(A block of data)
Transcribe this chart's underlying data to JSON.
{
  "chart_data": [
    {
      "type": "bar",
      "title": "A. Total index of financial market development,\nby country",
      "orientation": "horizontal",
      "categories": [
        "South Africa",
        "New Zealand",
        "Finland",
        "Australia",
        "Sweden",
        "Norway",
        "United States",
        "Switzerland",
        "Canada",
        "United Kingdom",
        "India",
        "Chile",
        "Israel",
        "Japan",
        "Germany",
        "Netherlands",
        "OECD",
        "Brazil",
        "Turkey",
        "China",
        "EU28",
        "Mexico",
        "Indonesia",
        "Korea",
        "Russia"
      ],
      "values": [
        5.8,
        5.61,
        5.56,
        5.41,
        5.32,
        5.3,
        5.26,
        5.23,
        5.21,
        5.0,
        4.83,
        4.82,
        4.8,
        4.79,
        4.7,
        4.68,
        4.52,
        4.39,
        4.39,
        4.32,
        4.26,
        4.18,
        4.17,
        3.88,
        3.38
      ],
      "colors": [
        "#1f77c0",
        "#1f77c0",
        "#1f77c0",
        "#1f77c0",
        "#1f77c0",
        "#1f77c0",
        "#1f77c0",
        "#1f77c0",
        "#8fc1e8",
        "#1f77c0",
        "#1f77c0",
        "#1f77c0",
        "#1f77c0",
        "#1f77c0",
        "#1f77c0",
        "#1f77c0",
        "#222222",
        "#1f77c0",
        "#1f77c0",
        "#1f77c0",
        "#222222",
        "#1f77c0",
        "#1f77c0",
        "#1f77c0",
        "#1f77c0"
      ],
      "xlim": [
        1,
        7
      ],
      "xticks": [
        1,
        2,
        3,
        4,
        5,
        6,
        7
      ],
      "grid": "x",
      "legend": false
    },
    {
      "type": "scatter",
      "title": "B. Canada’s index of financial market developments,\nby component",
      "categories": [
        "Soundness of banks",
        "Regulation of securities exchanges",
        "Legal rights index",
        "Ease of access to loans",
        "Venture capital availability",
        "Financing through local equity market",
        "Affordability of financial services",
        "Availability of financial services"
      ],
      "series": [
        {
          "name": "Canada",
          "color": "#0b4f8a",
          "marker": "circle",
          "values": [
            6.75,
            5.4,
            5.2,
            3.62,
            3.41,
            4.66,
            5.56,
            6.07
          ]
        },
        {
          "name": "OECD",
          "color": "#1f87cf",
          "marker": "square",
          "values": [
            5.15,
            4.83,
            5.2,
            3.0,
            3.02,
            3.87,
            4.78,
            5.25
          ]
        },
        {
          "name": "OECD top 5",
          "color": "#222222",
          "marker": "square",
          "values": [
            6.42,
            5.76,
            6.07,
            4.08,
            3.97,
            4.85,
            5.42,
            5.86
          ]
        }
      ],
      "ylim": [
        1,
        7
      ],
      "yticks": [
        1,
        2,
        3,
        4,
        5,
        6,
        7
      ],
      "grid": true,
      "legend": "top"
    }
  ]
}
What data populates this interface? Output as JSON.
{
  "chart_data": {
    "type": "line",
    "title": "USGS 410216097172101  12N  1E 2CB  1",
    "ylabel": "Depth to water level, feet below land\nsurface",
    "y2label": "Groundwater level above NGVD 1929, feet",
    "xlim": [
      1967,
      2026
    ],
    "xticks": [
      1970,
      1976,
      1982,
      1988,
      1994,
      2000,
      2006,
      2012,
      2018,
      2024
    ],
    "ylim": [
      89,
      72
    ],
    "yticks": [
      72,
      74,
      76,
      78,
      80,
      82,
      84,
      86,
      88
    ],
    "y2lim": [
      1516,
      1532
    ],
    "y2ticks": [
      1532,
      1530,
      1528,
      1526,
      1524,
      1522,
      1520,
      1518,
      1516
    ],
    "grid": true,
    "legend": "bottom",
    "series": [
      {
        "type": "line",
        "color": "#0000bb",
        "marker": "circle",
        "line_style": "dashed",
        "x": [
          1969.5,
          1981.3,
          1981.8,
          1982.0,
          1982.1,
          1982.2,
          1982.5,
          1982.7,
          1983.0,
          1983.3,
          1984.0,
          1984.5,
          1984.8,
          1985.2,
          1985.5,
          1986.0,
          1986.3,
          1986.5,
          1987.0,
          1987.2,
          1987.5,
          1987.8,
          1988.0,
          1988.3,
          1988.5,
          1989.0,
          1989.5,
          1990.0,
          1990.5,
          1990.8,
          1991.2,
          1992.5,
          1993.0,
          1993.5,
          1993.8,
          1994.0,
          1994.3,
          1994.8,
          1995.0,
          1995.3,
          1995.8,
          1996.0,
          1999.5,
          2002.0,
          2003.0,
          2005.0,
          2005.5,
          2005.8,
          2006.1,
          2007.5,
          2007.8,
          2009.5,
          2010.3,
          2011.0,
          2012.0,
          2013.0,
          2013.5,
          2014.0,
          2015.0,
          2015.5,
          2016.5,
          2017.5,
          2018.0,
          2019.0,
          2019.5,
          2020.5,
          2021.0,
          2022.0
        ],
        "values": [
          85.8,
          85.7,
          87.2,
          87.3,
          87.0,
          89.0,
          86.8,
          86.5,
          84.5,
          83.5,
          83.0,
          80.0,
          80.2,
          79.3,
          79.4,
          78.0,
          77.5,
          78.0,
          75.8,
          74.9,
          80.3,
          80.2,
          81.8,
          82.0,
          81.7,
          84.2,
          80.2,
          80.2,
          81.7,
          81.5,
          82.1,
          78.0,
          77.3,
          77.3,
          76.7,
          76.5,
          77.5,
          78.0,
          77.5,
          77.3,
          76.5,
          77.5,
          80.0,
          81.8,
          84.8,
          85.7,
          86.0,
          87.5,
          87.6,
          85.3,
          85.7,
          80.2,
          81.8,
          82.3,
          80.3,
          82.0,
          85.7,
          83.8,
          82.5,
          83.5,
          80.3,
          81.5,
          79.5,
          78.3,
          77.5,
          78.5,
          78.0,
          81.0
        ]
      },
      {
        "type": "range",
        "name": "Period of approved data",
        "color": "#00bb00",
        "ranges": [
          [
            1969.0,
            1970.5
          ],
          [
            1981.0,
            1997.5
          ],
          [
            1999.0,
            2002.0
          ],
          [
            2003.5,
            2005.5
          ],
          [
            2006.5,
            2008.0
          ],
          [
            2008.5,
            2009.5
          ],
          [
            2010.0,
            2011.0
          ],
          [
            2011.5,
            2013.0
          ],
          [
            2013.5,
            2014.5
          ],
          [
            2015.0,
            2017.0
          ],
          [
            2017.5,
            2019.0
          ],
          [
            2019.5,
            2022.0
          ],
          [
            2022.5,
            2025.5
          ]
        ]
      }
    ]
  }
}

Goal
Out of the material above, gather each line where "marker" appears.

Complete output
          "marker": "circle",
          "marker": "square",
          "marker": "square",
        "marker": "circle",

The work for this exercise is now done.